TASK INSTRUCTIONS - Each line that follows is to be retyped exactly.

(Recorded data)
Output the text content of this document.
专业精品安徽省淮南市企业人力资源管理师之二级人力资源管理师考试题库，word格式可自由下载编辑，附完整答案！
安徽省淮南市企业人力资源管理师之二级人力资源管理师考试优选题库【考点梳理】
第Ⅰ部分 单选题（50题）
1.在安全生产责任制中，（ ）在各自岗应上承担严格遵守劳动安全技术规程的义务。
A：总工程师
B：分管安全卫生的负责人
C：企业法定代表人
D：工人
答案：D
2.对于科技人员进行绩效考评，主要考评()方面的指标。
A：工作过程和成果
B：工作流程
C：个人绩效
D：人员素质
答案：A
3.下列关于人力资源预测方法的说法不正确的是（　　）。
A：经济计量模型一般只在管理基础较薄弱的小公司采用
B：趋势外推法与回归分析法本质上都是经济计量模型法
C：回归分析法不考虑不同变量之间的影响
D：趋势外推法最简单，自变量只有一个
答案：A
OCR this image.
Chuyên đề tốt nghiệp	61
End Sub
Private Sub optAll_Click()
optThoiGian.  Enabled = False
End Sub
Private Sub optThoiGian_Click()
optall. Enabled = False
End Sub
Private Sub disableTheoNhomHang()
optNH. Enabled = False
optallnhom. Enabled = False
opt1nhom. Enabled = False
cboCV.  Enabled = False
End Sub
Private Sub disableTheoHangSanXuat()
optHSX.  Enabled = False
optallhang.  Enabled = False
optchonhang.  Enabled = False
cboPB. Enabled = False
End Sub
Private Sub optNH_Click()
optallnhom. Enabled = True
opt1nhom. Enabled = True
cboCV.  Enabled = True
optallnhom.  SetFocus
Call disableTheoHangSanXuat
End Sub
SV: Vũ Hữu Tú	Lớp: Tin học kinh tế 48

RESPONSE TO THIS TASK -
Output the text content of this document.
专业精品安徽省淮南市企业人力资源管理师之二级人力资源管理师考试题库，word格式可自由下载编辑，附完整答案！
安徽省淮南市企业人力资源管理师之二级人力资源管理师考试优选题库【考点梳理】
第Ⅰ部分 单选题（50题）
1.在安全生产责任制中，（ ）在各自岗应上承担严格遵守劳动安全技术规程的义务。
A：总工程师
B：分管安全卫生的负责人
C：企业法定代表人
D：工人
答案：D
2.对于科技人员进行绩效考评，主要考评()方面的指标。
A：工作过程和成果
B：工作流程
C：个人绩效
D：人员素质
答案：A
3.下列关于人力资源预测方法的说法不正确的是（　　）。
A：经济计量模型一般只在管理基础较薄弱的小公司采用
B：趋势外推法与回归分析法本质上都是经济计量模型法
C：回归分析法不考虑不同变量之间的影响
D：趋势外推法最简单，自变量只有一个
答案：A
OCR this image.
Chuyên đề tốt nghiệp	61
End Sub
Private Sub optAll_Click()
optThoiGian.  Enabled = False
End Sub
Private Sub optThoiGian_Click()
optall. Enabled = False
End Sub
Private Sub disableTheoNhomHang()
optNH. Enabled = False
optallnhom. Enabled = False
opt1nhom. Enabled = False
cboCV.  Enabled = False
End Sub
Private Sub disableTheoHangSanXuat()
optHSX.  Enabled = False
optallhang.  Enabled = False
optchonhang.  Enabled = False
cboPB. Enabled = False
End Sub
Private Sub optNH_Click()
optallnhom. Enabled = True
opt1nhom. Enabled = True
cboCV.  Enabled = True
optallnhom.  SetFocus
Call disableTheoHangSanXuat
End Sub
SV: Vũ Hữu Tú	Lớp: Tin học kinh tế 48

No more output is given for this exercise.